_PROBLEM REQUIREMENTS_. Copy out all of the material exactly as presented.

====== DATA FOR PROCESSING

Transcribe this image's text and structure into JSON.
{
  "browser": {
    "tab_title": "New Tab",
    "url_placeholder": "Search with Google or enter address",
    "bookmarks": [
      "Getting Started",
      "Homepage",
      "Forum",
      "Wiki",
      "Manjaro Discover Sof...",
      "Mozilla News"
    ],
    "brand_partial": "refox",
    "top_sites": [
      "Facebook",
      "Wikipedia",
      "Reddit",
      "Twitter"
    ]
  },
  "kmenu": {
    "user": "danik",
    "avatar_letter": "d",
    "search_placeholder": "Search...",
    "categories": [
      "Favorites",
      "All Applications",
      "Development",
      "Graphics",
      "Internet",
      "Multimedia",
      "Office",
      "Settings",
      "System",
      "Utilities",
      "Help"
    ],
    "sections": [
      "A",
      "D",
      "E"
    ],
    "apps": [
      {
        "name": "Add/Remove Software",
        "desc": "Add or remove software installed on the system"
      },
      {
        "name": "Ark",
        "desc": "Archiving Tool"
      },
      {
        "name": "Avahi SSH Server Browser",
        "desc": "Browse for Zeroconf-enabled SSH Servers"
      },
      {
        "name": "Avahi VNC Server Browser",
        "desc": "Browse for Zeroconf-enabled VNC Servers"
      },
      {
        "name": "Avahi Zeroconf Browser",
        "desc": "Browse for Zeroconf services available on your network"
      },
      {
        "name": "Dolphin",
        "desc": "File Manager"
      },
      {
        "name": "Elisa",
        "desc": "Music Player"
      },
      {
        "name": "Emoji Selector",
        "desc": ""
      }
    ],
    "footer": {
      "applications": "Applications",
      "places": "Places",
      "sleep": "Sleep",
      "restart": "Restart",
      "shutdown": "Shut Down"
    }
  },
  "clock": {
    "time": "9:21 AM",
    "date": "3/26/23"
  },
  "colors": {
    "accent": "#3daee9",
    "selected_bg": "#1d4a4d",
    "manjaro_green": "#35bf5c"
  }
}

============

_THE RESPONSE_.
Transcribe this image's text and structure into JSON.
{
  "browser": {
    "tab_title": "New Tab",
    "url_placeholder": "Search with Google or enter address",
    "bookmarks": [
      "Getting Started",
      "Homepage",
      "Forum",
      "Wiki",
      "Manjaro Discover Sof...",
      "Mozilla News"
    ],
    "brand_partial": "refox",
    "top_sites": [
      "Facebook",
      "Wikipedia",
      "Reddit",
      "Twitter"
    ]
  },
  "kmenu": {
    "user": "danik",
    "avatar_letter": "d",
    "search_placeholder": "Search...",
    "categories": [
      "Favorites",
      "All Applications",
      "Development",
      "Graphics",
      "Internet",
      "Multimedia",
      "Office",
      "Settings",
      "System",
      "Utilities",
      "Help"
    ],
    "sections": [
      "A",
      "D",
      "E"
    ],
    "apps": [
      {
        "name": "Add/Remove Software",
        "desc": "Add or remove software installed on the system"
      },
      {
        "name": "Ark",
        "desc": "Archiving Tool"
      },
      {
        "name": "Avahi SSH Server Browser",
        "desc": "Browse for Zeroconf-enabled SSH Servers"
      },
      {
        "name": "Avahi VNC Server Browser",
        "desc": "Browse for Zeroconf-enabled VNC Servers"
      },
      {
        "name": "Avahi Zeroconf Browser",
        "desc": "Browse for Zeroconf services available on your network"
      },
      {
        "name": "Dolphin",
        "desc": "File Manager"
      },
      {
        "name": "Elisa",
        "desc": "Music Player"
      },
      {
        "name": "Emoji Selector",
        "desc": ""
      }
    ],
    "footer": {
      "applications": "Applications",
      "places": "Places",
      "sleep": "Sleep",
      "restart": "Restart",
      "shutdown": "Shut Down"
    }
  },
  "clock": {
    "time": "9:21 AM",
    "date": "3/26/23"
  },
  "colors": {
    "accent": "#3daee9",
    "selected_bg": "#1d4a4d",
    "manjaro_green": "#35bf5c"
  }
}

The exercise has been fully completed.